STATED PROBLEM: Copy all lines that contain the word "ylabel".

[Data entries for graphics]

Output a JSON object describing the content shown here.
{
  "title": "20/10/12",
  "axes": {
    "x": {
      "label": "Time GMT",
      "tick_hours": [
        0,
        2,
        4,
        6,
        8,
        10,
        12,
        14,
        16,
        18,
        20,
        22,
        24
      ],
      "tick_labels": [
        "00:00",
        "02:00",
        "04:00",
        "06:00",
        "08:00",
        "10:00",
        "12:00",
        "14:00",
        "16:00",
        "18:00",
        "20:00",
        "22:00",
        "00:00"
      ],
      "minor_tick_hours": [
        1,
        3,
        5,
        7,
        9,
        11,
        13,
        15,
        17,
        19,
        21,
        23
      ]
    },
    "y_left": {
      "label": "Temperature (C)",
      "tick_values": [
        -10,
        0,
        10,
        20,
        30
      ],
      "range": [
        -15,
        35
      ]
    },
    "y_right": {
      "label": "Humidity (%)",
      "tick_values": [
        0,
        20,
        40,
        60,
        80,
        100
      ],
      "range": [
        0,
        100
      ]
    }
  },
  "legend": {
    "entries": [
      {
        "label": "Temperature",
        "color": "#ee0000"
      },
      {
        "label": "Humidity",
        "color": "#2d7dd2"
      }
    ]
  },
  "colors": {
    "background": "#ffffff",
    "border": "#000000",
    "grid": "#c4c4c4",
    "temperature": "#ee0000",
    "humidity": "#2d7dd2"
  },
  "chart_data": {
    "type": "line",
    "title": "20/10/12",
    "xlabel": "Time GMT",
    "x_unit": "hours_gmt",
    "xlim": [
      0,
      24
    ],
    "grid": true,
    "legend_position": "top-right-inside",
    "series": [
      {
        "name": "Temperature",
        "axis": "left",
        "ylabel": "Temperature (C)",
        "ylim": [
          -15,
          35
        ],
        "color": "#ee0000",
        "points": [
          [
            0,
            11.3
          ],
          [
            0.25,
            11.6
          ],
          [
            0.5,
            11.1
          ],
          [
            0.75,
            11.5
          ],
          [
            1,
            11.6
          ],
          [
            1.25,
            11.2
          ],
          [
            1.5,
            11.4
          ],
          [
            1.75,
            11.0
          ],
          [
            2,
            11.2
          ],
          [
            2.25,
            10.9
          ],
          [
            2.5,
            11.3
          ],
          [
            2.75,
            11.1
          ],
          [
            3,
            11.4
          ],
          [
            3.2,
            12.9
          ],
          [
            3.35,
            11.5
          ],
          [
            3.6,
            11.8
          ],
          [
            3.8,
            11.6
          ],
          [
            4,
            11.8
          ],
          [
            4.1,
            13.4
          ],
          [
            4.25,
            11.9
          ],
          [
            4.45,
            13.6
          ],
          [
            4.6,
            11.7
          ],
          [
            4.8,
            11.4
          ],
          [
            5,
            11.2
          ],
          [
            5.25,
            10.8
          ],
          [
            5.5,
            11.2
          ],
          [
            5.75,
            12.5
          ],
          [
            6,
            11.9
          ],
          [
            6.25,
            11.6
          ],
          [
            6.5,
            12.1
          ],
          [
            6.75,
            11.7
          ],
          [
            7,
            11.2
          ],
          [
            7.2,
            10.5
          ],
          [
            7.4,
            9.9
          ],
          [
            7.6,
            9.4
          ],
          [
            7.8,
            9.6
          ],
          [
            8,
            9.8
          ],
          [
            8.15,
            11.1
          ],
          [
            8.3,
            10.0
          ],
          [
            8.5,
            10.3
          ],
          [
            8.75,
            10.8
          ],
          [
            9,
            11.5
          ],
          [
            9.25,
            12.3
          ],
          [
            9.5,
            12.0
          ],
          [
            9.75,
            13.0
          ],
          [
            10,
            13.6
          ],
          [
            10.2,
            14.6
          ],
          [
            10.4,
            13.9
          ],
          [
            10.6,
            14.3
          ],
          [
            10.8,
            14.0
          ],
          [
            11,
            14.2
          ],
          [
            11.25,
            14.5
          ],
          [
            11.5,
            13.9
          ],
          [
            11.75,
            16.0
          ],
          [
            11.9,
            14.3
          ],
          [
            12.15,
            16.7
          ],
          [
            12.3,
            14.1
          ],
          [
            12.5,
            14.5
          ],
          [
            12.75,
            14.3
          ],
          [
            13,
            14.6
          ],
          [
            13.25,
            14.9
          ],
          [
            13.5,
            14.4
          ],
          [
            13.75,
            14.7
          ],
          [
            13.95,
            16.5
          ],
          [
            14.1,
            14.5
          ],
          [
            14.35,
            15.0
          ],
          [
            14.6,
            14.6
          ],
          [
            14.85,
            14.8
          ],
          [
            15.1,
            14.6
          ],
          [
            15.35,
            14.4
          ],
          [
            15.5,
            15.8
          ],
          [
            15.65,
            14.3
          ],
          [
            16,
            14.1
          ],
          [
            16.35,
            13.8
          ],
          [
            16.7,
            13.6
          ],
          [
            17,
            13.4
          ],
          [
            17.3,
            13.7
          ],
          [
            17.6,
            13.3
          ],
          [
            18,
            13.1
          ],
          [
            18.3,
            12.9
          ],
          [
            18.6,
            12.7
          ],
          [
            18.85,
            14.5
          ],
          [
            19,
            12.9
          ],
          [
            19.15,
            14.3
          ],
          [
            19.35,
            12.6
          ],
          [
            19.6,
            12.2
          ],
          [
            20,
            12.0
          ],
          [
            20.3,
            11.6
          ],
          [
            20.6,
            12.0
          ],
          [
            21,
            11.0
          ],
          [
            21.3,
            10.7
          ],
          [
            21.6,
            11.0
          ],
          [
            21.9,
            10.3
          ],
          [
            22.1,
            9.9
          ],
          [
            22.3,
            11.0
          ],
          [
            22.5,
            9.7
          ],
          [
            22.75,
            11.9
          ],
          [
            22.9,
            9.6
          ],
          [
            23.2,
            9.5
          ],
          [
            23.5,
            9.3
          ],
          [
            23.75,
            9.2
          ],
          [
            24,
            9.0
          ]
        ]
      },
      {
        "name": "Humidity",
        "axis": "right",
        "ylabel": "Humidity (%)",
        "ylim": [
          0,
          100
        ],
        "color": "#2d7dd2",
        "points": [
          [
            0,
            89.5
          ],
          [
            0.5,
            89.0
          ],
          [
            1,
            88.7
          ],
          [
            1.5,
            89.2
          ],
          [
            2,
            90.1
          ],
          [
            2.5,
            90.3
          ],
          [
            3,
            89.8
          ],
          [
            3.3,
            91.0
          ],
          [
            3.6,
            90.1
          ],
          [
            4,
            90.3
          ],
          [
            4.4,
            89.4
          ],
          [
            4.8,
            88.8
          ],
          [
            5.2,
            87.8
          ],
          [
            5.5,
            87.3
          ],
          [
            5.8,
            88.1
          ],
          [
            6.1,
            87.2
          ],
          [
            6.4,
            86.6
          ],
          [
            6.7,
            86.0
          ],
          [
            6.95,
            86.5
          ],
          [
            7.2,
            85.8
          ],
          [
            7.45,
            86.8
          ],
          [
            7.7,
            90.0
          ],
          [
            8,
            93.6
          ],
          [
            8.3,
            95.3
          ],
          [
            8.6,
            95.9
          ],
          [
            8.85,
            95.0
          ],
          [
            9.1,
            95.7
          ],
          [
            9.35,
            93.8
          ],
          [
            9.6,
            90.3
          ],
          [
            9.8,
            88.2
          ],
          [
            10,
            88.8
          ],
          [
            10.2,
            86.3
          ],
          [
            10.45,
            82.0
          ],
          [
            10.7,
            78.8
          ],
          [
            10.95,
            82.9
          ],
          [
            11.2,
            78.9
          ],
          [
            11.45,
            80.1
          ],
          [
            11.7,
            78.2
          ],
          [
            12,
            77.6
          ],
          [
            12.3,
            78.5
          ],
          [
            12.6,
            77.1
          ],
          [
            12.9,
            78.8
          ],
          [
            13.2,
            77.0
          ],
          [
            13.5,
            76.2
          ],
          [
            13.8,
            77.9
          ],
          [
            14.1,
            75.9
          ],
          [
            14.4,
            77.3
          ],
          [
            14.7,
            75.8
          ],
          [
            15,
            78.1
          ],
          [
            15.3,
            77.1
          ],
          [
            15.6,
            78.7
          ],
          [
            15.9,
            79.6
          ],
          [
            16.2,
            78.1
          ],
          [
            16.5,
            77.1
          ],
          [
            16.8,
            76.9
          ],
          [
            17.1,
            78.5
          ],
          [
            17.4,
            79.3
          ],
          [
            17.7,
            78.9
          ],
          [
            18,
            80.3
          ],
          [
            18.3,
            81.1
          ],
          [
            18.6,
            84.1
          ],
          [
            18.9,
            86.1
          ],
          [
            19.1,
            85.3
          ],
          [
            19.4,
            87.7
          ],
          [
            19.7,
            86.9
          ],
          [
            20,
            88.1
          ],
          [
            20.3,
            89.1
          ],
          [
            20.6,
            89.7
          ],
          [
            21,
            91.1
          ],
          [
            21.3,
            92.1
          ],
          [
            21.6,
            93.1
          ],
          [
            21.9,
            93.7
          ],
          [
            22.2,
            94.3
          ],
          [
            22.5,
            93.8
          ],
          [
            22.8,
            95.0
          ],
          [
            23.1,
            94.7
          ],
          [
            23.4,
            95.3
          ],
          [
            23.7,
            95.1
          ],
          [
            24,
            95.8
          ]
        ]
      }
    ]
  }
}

TASK SOLUTION:
        "ylabel": "Temperature (C)",
        "ylabel": "Humidity (%)",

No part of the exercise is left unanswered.